**What the exercise asks:**
From the listing below, pick out each line with the word "nhập".

**Data extract:**
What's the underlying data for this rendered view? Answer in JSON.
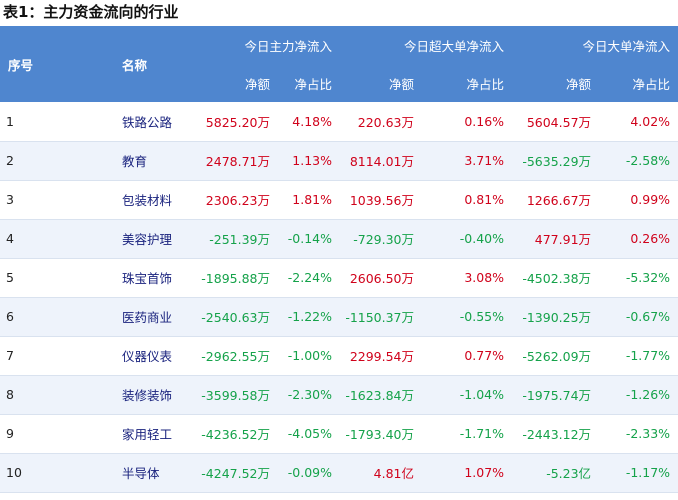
{
  "title": "表1：主力资金流向的行业",
  "colors": {
    "header_bg": "#4f86cf",
    "positive": "#d0021b",
    "negative": "#15a24a",
    "name_text": "#1a237e"
  },
  "header": {
    "index": "序号",
    "name": "名称",
    "groups": [
      "今日主力净流入",
      "今日超大单净流入",
      "今日大单净流入"
    ],
    "sub": [
      "净额",
      "净占比"
    ]
  },
  "rows": [
    {
      "idx": "1",
      "name": "铁路公路",
      "main_net": "5825.20万",
      "main_pct": "4.18%",
      "super_net": "220.63万",
      "super_pct": "0.16%",
      "big_net": "5604.57万",
      "big_pct": "4.02%"
    },
    {
      "idx": "2",
      "name": "教育",
      "main_net": "2478.71万",
      "main_pct": "1.13%",
      "super_net": "8114.01万",
      "super_pct": "3.71%",
      "big_net": "-5635.29万",
      "big_pct": "-2.58%"
    },
    {
      "idx": "3",
      "name": "包装材料",
      "main_net": "2306.23万",
      "main_pct": "1.81%",
      "super_net": "1039.56万",
      "super_pct": "0.81%",
      "big_net": "1266.67万",
      "big_pct": "0.99%"
    },
    {
      "idx": "4",
      "name": "美容护理",
      "main_net": "-251.39万",
      "main_pct": "-0.14%",
      "super_net": "-729.30万",
      "super_pct": "-0.40%",
      "big_net": "477.91万",
      "big_pct": "0.26%"
    },
    {
      "idx": "5",
      "name": "珠宝首饰",
      "main_net": "-1895.88万",
      "main_pct": "-2.24%",
      "super_net": "2606.50万",
      "super_pct": "3.08%",
      "big_net": "-4502.38万",
      "big_pct": "-5.32%"
    },
    {
      "idx": "6",
      "name": "医药商业",
      "main_net": "-2540.63万",
      "main_pct": "-1.22%",
      "super_net": "-1150.37万",
      "super_pct": "-0.55%",
      "big_net": "-1390.25万",
      "big_pct": "-0.67%"
    },
    {
      "idx": "7",
      "name": "仪器仪表",
      "main_net": "-2962.55万",
      "main_pct": "-1.00%",
      "super_net": "2299.54万",
      "super_pct": "0.77%",
      "big_net": "-5262.09万",
      "big_pct": "-1.77%"
    },
    {
      "idx": "8",
      "name": "装修装饰",
      "main_net": "-3599.58万",
      "main_pct": "-2.30%",
      "super_net": "-1623.84万",
      "super_pct": "-1.04%",
      "big_net": "-1975.74万",
      "big_pct": "-1.26%"
    },
    {
      "idx": "9",
      "name": "家用轻工",
      "main_net": "-4236.52万",
      "main_pct": "-4.05%",
      "super_net": "-1793.40万",
      "super_pct": "-1.71%",
      "big_net": "-2443.12万",
      "big_pct": "-2.33%"
    },
    {
      "idx": "10",
      "name": "半导体",
      "main_net": "-4247.52万",
      "main_pct": "-0.09%",
      "super_net": "4.81亿",
      "super_pct": "1.07%",
      "big_net": "-5.23亿",
      "big_pct": "-1.17%"
    }
  ]
}
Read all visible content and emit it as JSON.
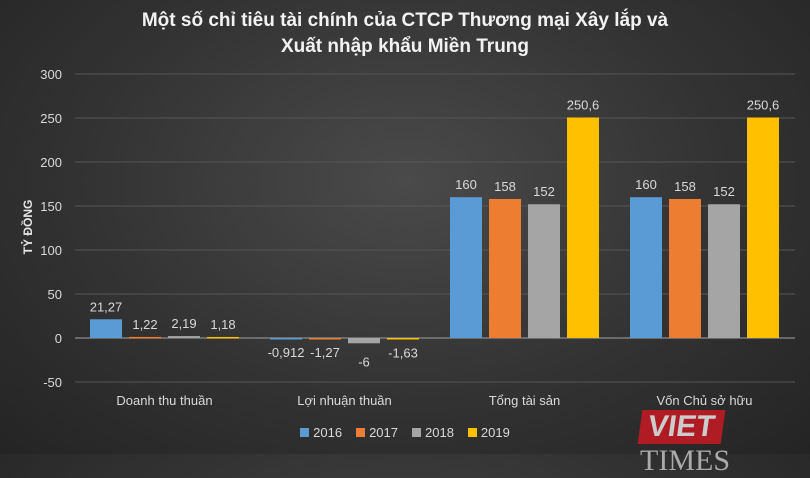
{
  "chart_data": {
    "type": "bar",
    "title": "Một số chỉ tiêu tài chính của CTCP Thương mại Xây lắp và Xuất nhập khẩu Miền Trung",
    "title_lines": [
      "Một số chỉ tiêu tài chính của CTCP Thương mại Xây lắp và",
      "Xuất nhập khẩu Miền Trung"
    ],
    "xlabel": "",
    "ylabel": "TỶ ĐỒNG",
    "ylim": [
      -50,
      300
    ],
    "yticks": [
      -50,
      0,
      50,
      100,
      150,
      200,
      250,
      300
    ],
    "grid": true,
    "legend_position": "bottom",
    "categories": [
      "Doanh thu thuần",
      "Lợi nhuận thuần",
      "Tổng tài sản",
      "Vốn Chủ sở hữu"
    ],
    "series": [
      {
        "name": "2016",
        "color": "#5b9bd5",
        "values": [
          21.27,
          -0.912,
          160,
          160
        ],
        "labels": [
          "21,27",
          "-0,912",
          "160",
          "160"
        ]
      },
      {
        "name": "2017",
        "color": "#ed7d31",
        "values": [
          1.22,
          -1.27,
          158,
          158
        ],
        "labels": [
          "1,22",
          "-1,27",
          "158",
          "158"
        ]
      },
      {
        "name": "2018",
        "color": "#a5a5a5",
        "values": [
          2.19,
          -6,
          152,
          152
        ],
        "labels": [
          "2,19",
          "-6",
          "152",
          "152"
        ]
      },
      {
        "name": "2019",
        "color": "#ffc000",
        "values": [
          1.18,
          -1.63,
          250.6,
          250.6
        ],
        "labels": [
          "1,18",
          "-1,63",
          "250,6",
          "250,6"
        ]
      }
    ]
  },
  "watermark": {
    "brand": "VIETTIMES",
    "left": "VIET",
    "right": "TIMES"
  }
}
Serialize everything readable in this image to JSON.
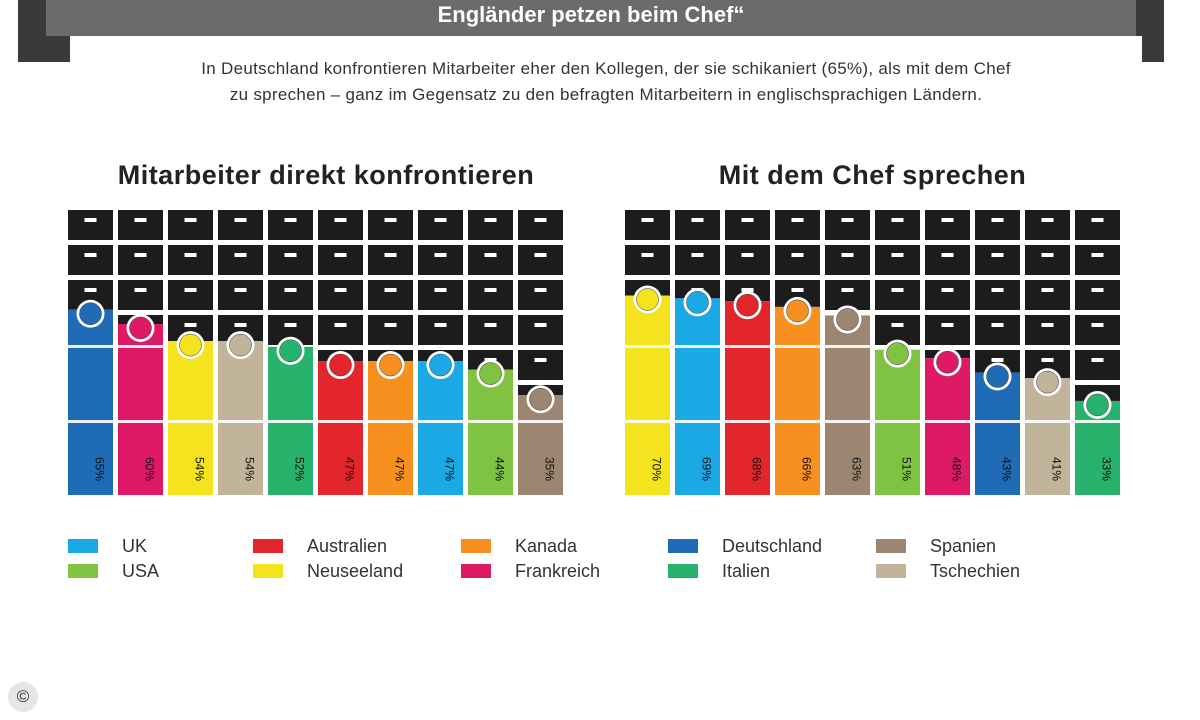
{
  "header": {
    "title": "Engländer petzen beim Chef“",
    "intro_line1": "In Deutschland konfrontieren Mitarbeiter eher den Kollegen, der sie schikaniert (65%), als mit dem Chef",
    "intro_line2": "zu sprechen – ganz im Gegensatz zu den befragten Mitarbeitern in englischsprachigen Ländern."
  },
  "colors": {
    "UK": "#1ba9e6",
    "USA": "#80c242",
    "Australien": "#e3262b",
    "Neuseeland": "#f4e31d",
    "Kanada": "#f7901e",
    "Frankreich": "#de1a67",
    "Deutschland": "#1f6bb6",
    "Italien": "#27b36b",
    "Spanien": "#9c8672",
    "Tschechien": "#c2b49a",
    "cabinet": "#1c1c1c"
  },
  "chart_data": [
    {
      "type": "bar",
      "title": "Mitarbeiter direkt konfrontieren",
      "categories": [
        "Deutschland",
        "Frankreich",
        "Neuseeland",
        "Tschechien",
        "Italien",
        "Australien",
        "Kanada",
        "UK",
        "USA",
        "Spanien"
      ],
      "values": [
        65,
        60,
        54,
        54,
        52,
        47,
        47,
        47,
        44,
        35
      ],
      "labels": [
        "65%",
        "60%",
        "54%",
        "54%",
        "52%",
        "47%",
        "47%",
        "47%",
        "44%",
        "35%"
      ],
      "ylim": [
        0,
        100
      ]
    },
    {
      "type": "bar",
      "title": "Mit dem Chef sprechen",
      "categories": [
        "Neuseeland",
        "UK",
        "Australien",
        "Kanada",
        "Spanien",
        "USA",
        "Frankreich",
        "Deutschland",
        "Tschechien",
        "Italien"
      ],
      "values": [
        70,
        69,
        68,
        66,
        63,
        51,
        48,
        43,
        41,
        33
      ],
      "labels": [
        "70%",
        "69%",
        "68%",
        "66%",
        "63%",
        "51%",
        "48%",
        "43%",
        "41%",
        "33%"
      ],
      "ylim": [
        0,
        100
      ]
    }
  ],
  "legend": [
    {
      "label": "UK",
      "key": "UK"
    },
    {
      "label": "USA",
      "key": "USA"
    },
    {
      "label": "Australien",
      "key": "Australien"
    },
    {
      "label": "Neuseeland",
      "key": "Neuseeland"
    },
    {
      "label": "Kanada",
      "key": "Kanada"
    },
    {
      "label": "Frankreich",
      "key": "Frankreich"
    },
    {
      "label": "Deutschland",
      "key": "Deutschland"
    },
    {
      "label": "Italien",
      "key": "Italien"
    },
    {
      "label": "Spanien",
      "key": "Spanien"
    },
    {
      "label": "Tschechien",
      "key": "Tschechien"
    }
  ],
  "footer": {
    "copyright": "©"
  }
}
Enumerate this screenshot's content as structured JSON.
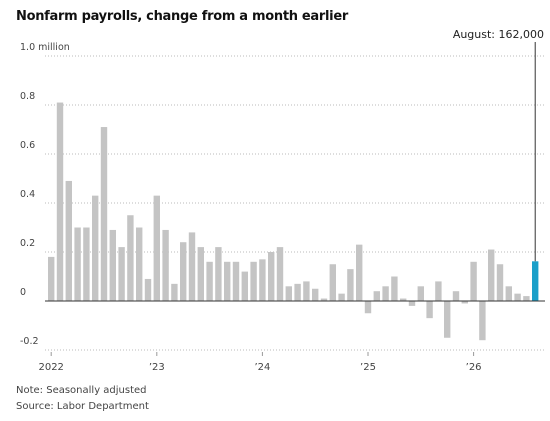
{
  "chart_data": {
    "type": "bar",
    "title": "Nonfarm payrolls, change from a month earlier",
    "annotation": "August: 162,000",
    "note": "Note: Seasonally adjusted",
    "source": "Source: Labor Department",
    "categories": [
      "2022",
      null,
      null,
      null,
      null,
      null,
      null,
      null,
      null,
      null,
      null,
      null,
      "’23",
      null,
      null,
      null,
      null,
      null,
      null,
      null,
      null,
      null,
      null,
      null,
      "’24",
      null,
      null,
      null,
      null,
      null,
      null,
      null,
      null,
      null,
      null,
      null,
      "’25",
      null,
      null,
      null,
      null,
      null,
      null,
      null,
      null,
      null,
      null,
      null,
      "’26",
      null,
      null,
      null,
      null,
      null,
      null,
      null
    ],
    "values": [
      0.18,
      0.81,
      0.49,
      0.3,
      0.3,
      0.43,
      0.71,
      0.29,
      0.22,
      0.35,
      0.3,
      0.09,
      0.43,
      0.29,
      0.07,
      0.24,
      0.28,
      0.22,
      0.16,
      0.22,
      0.16,
      0.16,
      0.12,
      0.16,
      0.17,
      0.2,
      0.22,
      0.06,
      0.07,
      0.08,
      0.05,
      0.01,
      0.15,
      0.03,
      0.13,
      0.23,
      -0.05,
      0.04,
      0.06,
      0.1,
      0.01,
      -0.02,
      0.06,
      -0.07,
      0.08,
      -0.15,
      0.04,
      -0.01,
      0.16,
      -0.16,
      0.21,
      0.15,
      0.06,
      0.03,
      0.02,
      0.162
    ],
    "color": "#c4c4c4",
    "highlight_color": "#1a9fc9",
    "ylim": [
      -0.2,
      1.0
    ],
    "yticks": [
      {
        "value": 1.0,
        "label": "1.0 million"
      },
      0.8,
      0.6,
      0.4,
      0.2,
      0,
      -0.2
    ],
    "grid": true
  }
}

**Task output:**
    "title": "Một số chỉ tiêu tài chính của CTCP Thương mại Xây lắp và Xuất nhập khẩu Miền Trung",
      "Xuất nhập khẩu Miền Trung"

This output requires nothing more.